PROBLEM DESCRIPTION → Could you retype exactly the lines running from the line with "Enumerate this screenshot's" to the end of the data, both included, and nothing else?

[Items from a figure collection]
====================

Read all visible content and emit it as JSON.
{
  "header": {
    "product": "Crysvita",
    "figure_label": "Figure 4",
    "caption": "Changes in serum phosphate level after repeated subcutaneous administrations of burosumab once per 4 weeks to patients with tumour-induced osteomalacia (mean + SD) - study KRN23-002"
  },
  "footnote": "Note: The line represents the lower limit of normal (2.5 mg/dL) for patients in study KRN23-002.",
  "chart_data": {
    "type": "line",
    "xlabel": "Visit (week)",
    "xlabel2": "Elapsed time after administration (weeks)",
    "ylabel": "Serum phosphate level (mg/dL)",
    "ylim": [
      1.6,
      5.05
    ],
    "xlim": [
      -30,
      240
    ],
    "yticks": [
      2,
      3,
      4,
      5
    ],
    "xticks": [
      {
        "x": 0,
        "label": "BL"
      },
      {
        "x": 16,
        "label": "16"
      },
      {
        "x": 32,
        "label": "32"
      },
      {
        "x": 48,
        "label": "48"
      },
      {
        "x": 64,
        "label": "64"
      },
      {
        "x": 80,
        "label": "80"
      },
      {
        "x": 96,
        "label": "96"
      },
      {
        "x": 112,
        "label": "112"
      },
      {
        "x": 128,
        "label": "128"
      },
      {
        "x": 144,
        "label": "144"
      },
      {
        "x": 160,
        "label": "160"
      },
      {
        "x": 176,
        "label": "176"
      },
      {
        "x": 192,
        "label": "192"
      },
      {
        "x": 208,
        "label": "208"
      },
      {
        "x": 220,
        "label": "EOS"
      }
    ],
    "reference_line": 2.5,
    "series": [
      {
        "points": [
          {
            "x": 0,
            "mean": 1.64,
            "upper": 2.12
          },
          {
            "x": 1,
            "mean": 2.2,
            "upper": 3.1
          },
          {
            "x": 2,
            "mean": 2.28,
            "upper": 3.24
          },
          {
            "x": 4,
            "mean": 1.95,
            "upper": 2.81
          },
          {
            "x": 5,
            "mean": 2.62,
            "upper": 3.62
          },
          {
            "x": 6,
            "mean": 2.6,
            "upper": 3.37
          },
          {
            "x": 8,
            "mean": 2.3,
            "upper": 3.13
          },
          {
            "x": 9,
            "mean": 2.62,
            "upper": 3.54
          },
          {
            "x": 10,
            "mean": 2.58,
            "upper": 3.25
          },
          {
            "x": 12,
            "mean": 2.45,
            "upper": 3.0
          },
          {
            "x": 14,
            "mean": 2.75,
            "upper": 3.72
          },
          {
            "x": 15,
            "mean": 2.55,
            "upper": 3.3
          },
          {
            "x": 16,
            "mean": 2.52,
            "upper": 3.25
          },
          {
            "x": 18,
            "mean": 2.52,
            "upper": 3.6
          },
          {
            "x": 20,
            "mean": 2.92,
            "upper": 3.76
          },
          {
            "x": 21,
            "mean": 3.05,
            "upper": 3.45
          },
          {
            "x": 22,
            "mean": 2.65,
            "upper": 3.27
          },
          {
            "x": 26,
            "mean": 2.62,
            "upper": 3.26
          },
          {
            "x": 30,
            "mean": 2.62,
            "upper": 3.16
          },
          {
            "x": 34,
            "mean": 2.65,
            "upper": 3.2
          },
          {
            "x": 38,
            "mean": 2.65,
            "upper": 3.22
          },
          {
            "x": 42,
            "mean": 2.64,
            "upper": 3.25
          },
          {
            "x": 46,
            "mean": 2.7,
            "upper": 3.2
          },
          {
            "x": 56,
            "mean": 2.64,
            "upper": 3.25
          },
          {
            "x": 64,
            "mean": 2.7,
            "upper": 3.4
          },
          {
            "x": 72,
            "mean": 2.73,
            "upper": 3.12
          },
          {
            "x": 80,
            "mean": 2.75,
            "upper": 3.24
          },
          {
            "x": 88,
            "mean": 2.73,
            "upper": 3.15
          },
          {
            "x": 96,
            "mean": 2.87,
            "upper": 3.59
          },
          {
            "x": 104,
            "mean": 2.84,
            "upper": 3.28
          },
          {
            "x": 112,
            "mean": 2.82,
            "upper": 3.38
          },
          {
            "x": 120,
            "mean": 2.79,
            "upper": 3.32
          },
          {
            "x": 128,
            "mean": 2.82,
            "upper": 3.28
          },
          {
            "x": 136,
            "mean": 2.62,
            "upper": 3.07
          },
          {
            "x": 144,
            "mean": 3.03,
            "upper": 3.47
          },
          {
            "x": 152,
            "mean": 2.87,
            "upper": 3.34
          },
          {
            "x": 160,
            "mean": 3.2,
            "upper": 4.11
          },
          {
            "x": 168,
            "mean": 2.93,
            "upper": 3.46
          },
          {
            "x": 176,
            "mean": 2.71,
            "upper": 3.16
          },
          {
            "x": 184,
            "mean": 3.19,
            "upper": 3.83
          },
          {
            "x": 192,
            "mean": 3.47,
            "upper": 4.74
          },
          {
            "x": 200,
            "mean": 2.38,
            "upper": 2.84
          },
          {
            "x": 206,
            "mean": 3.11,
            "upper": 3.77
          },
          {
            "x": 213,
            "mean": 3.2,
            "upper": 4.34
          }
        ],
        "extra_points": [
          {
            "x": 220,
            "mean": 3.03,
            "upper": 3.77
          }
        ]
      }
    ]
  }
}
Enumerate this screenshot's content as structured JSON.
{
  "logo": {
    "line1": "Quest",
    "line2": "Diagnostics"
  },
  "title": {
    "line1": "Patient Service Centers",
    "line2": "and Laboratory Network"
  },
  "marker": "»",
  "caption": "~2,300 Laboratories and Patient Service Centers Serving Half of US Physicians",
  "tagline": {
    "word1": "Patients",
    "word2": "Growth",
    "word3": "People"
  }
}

====================

EXERCISE RESULT →
Enumerate this screenshot's content as structured JSON.
{
  "logo": {
    "line1": "Quest",
    "line2": "Diagnostics"
  },
  "title": {
    "line1": "Patient Service Centers",
    "line2": "and Laboratory Network"
  },
  "marker": "»",
  "caption": "~2,300 Laboratories and Patient Service Centers Serving Half of US Physicians",
  "tagline": {
    "word1": "Patients",
    "word2": "Growth",
    "word3": "People"
  }
}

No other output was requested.